__Given entries__

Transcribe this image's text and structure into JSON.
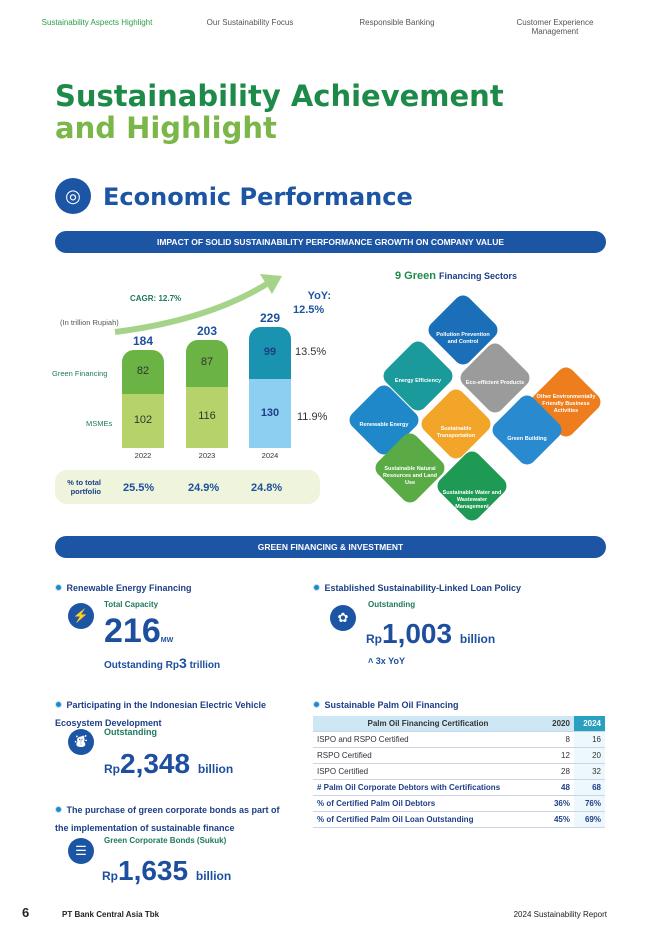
{
  "nav": [
    {
      "label": "Sustainability Aspects Highlight",
      "active": true
    },
    {
      "label": "Our Sustainability Focus"
    },
    {
      "label": "Responsible Banking"
    },
    {
      "label": "Customer Experience Management"
    }
  ],
  "title": {
    "line1": "Sustainability Achievement",
    "line2": "and Highlight"
  },
  "section": {
    "title": "Economic Performance",
    "icon": "chart-globe-icon"
  },
  "banner1": "IMPACT OF SOLID SUSTAINABILITY PERFORMANCE GROWTH ON COMPANY VALUE",
  "chart_data": {
    "type": "bar",
    "unit": "(In trillion Rupiah)",
    "cagr": "CAGR: 12.7%",
    "categories": [
      "2022",
      "2023",
      "2024"
    ],
    "series": [
      {
        "name": "MSMEs",
        "values": [
          102,
          116,
          130
        ]
      },
      {
        "name": "Green Financing",
        "values": [
          82,
          87,
          99
        ]
      }
    ],
    "totals": [
      184,
      203,
      229
    ],
    "yoy_label": "YoY:",
    "yoy_total": "12.5%",
    "yoy_green": "13.5%",
    "yoy_msme": "11.9%",
    "portfolio_label": "% to total portfolio",
    "portfolio": [
      "25.5%",
      "24.9%",
      "24.8%"
    ],
    "colors": {
      "green_prev": "#6ab344",
      "msme_prev": "#b5d36a",
      "green_2024": "#1a93b0",
      "msme_2024": "#8ccff0"
    }
  },
  "sectors": {
    "title_num": "9 Green",
    "title_rest": "Financing Sectors",
    "items": [
      {
        "label": "Pollution Prevention and Control",
        "color": "#1b6fb8"
      },
      {
        "label": "Energy Efficiency",
        "color": "#1a9a9a"
      },
      {
        "label": "Eco-efficient Products",
        "color": "#9b9b9b"
      },
      {
        "label": "Renewable Energy",
        "color": "#1e88c8"
      },
      {
        "label": "Sustainable Transportation",
        "color": "#f3a52a"
      },
      {
        "label": "Other Environmentally Friendly Business Activities",
        "color": "#ee7d1e"
      },
      {
        "label": "Green Building",
        "color": "#2a8ad0"
      },
      {
        "label": "Sustainable Natural Resources and Land Use",
        "color": "#5aab46"
      },
      {
        "label": "Sustainable Water and Wastewater Management",
        "color": "#1e9a55"
      }
    ]
  },
  "banner2": "GREEN FINANCING & INVESTMENT",
  "renewable": {
    "heading": "Renewable Energy Financing",
    "label": "Total Capacity",
    "value": "216",
    "unit": "MW",
    "outstanding_prefix": "Outstanding Rp",
    "outstanding_value": "3",
    "outstanding_unit": "trillion"
  },
  "sll": {
    "heading": "Established Sustainability-Linked Loan Policy",
    "label": "Outstanding",
    "rp": "Rp",
    "value": "1,003",
    "unit": "billion",
    "yoy": "3x YoY"
  },
  "ev": {
    "heading": "Participating in the Indonesian Electric Vehicle Ecosystem Development",
    "label": "Outstanding",
    "rp": "Rp",
    "value": "2,348",
    "unit": "billion"
  },
  "bonds": {
    "heading": "The purchase of green corporate bonds as part of the implementation of sustainable finance",
    "label": "Green Corporate Bonds (Sukuk)",
    "rp": "Rp",
    "value": "1,635",
    "unit": "billion"
  },
  "palm": {
    "heading": "Sustainable Palm Oil Financing",
    "headers": [
      "Palm Oil Financing Certification",
      "2020",
      "2024"
    ],
    "rows": [
      [
        "ISPO and RSPO Certified",
        "8",
        "16"
      ],
      [
        "RSPO Certified",
        "12",
        "20"
      ],
      [
        "ISPO Certified",
        "28",
        "32"
      ],
      [
        "# Palm Oil Corporate Debtors with Certifications",
        "48",
        "68"
      ],
      [
        "% of Certified Palm Oil Debtors",
        "36%",
        "76%"
      ],
      [
        "% of Certified Palm Oil Loan Outstanding",
        "45%",
        "69%"
      ]
    ]
  },
  "footer": {
    "page": "6",
    "company": "PT Bank Central Asia Tbk",
    "report": "2024 Sustainability Report"
  }
}
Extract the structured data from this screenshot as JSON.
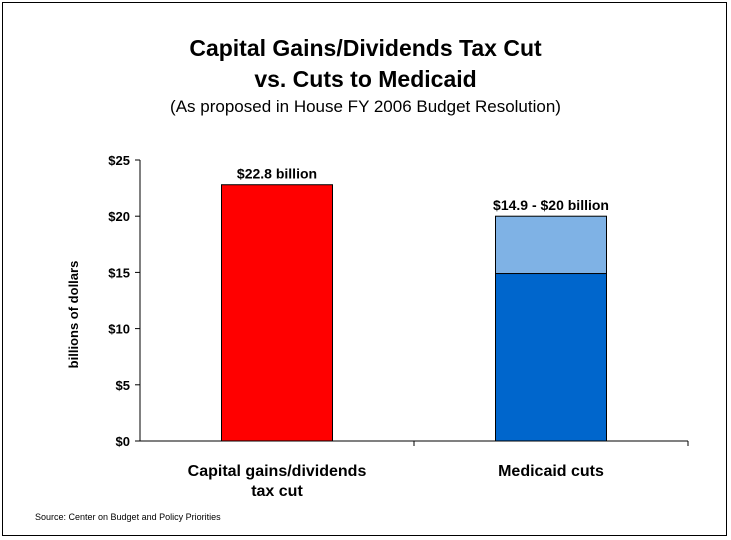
{
  "chart_data": {
    "type": "bar",
    "title": "Capital Gains/Dividends Tax Cut",
    "title_line2": "vs. Cuts to Medicaid",
    "subtitle": "(As proposed in House FY 2006 Budget Resolution)",
    "ylabel": "billions of dollars",
    "xlabel": "",
    "ylim": [
      0,
      25
    ],
    "yticks": [
      0,
      5,
      10,
      15,
      20,
      25
    ],
    "ytick_labels": [
      "$0",
      "$5",
      "$10",
      "$15",
      "$20",
      "$25"
    ],
    "categories": [
      [
        "Capital gains/dividends",
        "tax cut"
      ],
      [
        "Medicaid cuts"
      ]
    ],
    "bars": [
      {
        "segments": [
          {
            "value": 22.8,
            "color": "#ff0000"
          }
        ],
        "data_label": "$22.8 billion"
      },
      {
        "segments": [
          {
            "value": 14.9,
            "color": "#0066cc"
          },
          {
            "value": 5.1,
            "color": "#7fb2e5"
          }
        ],
        "data_label": "$14.9 - $20 billion"
      }
    ],
    "grid": false,
    "legend": "none"
  },
  "source": "Source:  Center on Budget and Policy Priorities"
}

__Job__
Extract every line containing the string "Loan" from the data above.

__Response__
    "heading": "Established Sustainability-Linked Loan Policy",
        "% of Certified Palm Oil Loan Outstanding",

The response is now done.